Check each line of the listing for the word "смазки" and give only the number of lines that have it.

_ _ _

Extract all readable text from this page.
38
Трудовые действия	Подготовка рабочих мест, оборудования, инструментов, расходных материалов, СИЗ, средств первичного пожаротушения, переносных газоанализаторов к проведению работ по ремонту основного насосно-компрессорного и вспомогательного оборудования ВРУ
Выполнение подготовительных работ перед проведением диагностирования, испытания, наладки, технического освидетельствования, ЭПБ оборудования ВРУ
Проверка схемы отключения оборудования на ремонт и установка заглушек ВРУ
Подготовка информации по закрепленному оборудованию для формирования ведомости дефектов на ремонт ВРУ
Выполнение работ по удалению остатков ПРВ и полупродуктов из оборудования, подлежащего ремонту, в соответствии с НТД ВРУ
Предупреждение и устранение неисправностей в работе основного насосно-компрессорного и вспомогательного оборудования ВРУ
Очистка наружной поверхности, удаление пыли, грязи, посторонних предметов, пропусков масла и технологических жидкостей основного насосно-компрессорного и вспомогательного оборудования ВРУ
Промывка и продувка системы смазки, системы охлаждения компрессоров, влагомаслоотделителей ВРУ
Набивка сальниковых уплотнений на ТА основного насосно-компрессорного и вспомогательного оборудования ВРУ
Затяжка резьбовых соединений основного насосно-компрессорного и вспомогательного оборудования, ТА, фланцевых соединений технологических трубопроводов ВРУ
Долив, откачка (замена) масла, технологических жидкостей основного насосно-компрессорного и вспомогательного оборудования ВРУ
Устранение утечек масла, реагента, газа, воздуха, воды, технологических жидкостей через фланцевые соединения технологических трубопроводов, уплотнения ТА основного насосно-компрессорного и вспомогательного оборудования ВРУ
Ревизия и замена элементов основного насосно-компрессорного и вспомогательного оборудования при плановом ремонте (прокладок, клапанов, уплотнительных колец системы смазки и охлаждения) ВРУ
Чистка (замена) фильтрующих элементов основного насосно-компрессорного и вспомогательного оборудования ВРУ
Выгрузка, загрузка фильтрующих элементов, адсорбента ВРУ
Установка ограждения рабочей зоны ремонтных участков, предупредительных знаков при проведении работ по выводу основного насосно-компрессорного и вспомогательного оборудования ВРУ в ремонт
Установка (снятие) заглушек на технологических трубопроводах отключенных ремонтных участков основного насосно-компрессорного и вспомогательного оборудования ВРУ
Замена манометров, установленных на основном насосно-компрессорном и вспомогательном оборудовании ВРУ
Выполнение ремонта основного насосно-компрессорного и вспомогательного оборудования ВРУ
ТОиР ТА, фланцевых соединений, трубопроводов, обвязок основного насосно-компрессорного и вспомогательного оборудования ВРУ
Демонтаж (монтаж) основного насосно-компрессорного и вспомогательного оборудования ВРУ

_ _ _

Output of the exercise |
2